Data Block Start

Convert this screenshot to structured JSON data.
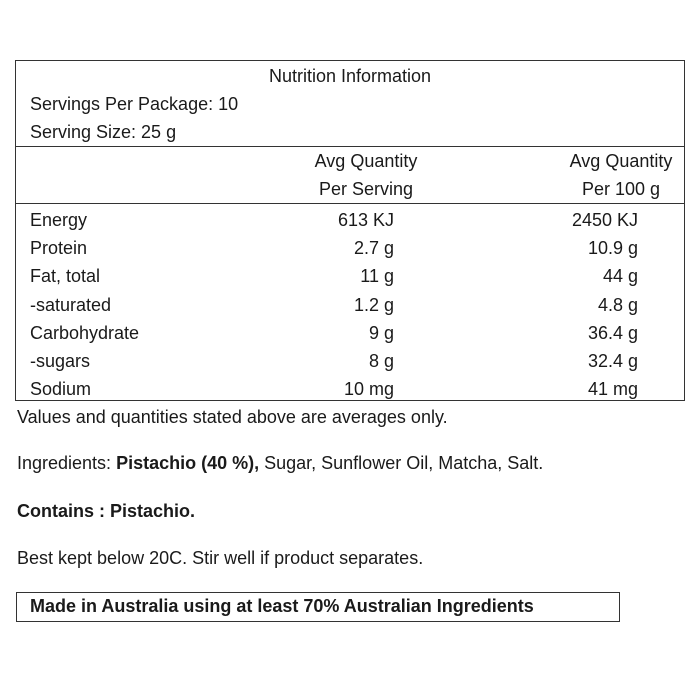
{
  "panel": {
    "title": "Nutrition Information",
    "servings_per_package": "Servings Per Package: 10",
    "serving_size": "Serving Size: 25 g",
    "columns": [
      {
        "line1": "Avg Quantity",
        "line2": "Per Serving"
      },
      {
        "line1": "Avg Quantity",
        "line2": "Per 100 g"
      }
    ],
    "rows": [
      {
        "name": "Energy",
        "per_serving": "613 KJ",
        "per_100g": "2450 KJ"
      },
      {
        "name": "Protein",
        "per_serving": "2.7 g",
        "per_100g": "10.9 g"
      },
      {
        "name": "Fat, total",
        "per_serving": "11 g",
        "per_100g": "44 g"
      },
      {
        "name": "-saturated",
        "per_serving": "1.2 g",
        "per_100g": "4.8 g"
      },
      {
        "name": "Carbohydrate",
        "per_serving": "9 g",
        "per_100g": "36.4 g"
      },
      {
        "name": "-sugars",
        "per_serving": "8 g",
        "per_100g": "32.4 g"
      },
      {
        "name": "Sodium",
        "per_serving": "10 mg",
        "per_100g": "41 mg"
      }
    ]
  },
  "notes": {
    "averages": "Values and quantities stated above are averages only.",
    "ingredients_label": "Ingredients: ",
    "ingredients_bold": "Pistachio (40 %),",
    "ingredients_rest": " Sugar, Sunflower Oil, Matcha, Salt.",
    "contains": "Contains : Pistachio.",
    "storage": "Best kept below 20C. Stir well if product separates.",
    "made_in": "Made in Australia using at least 70% Australian Ingredients"
  }
}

Data Block End

> [Instructions to follow]
Omit the pictures and reproduce the remaining material above exactly.

> [Answer below]
Convert this screenshot to structured JSON data.
{
  "panel": {
    "title": "Nutrition Information",
    "servings_per_package": "Servings Per Package: 10",
    "serving_size": "Serving Size: 25 g",
    "columns": [
      {
        "line1": "Avg Quantity",
        "line2": "Per Serving"
      },
      {
        "line1": "Avg Quantity",
        "line2": "Per 100 g"
      }
    ],
    "rows": [
      {
        "name": "Energy",
        "per_serving": "613 KJ",
        "per_100g": "2450 KJ"
      },
      {
        "name": "Protein",
        "per_serving": "2.7 g",
        "per_100g": "10.9 g"
      },
      {
        "name": "Fat, total",
        "per_serving": "11 g",
        "per_100g": "44 g"
      },
      {
        "name": "-saturated",
        "per_serving": "1.2 g",
        "per_100g": "4.8 g"
      },
      {
        "name": "Carbohydrate",
        "per_serving": "9 g",
        "per_100g": "36.4 g"
      },
      {
        "name": "-sugars",
        "per_serving": "8 g",
        "per_100g": "32.4 g"
      },
      {
        "name": "Sodium",
        "per_serving": "10 mg",
        "per_100g": "41 mg"
      }
    ]
  },
  "notes": {
    "averages": "Values and quantities stated above are averages only.",
    "ingredients_label": "Ingredients: ",
    "ingredients_bold": "Pistachio (40 %),",
    "ingredients_rest": " Sugar, Sunflower Oil, Matcha, Salt.",
    "contains": "Contains : Pistachio.",
    "storage": "Best kept below 20C. Stir well if product separates.",
    "made_in": "Made in Australia using at least 70% Australian Ingredients"
  }
}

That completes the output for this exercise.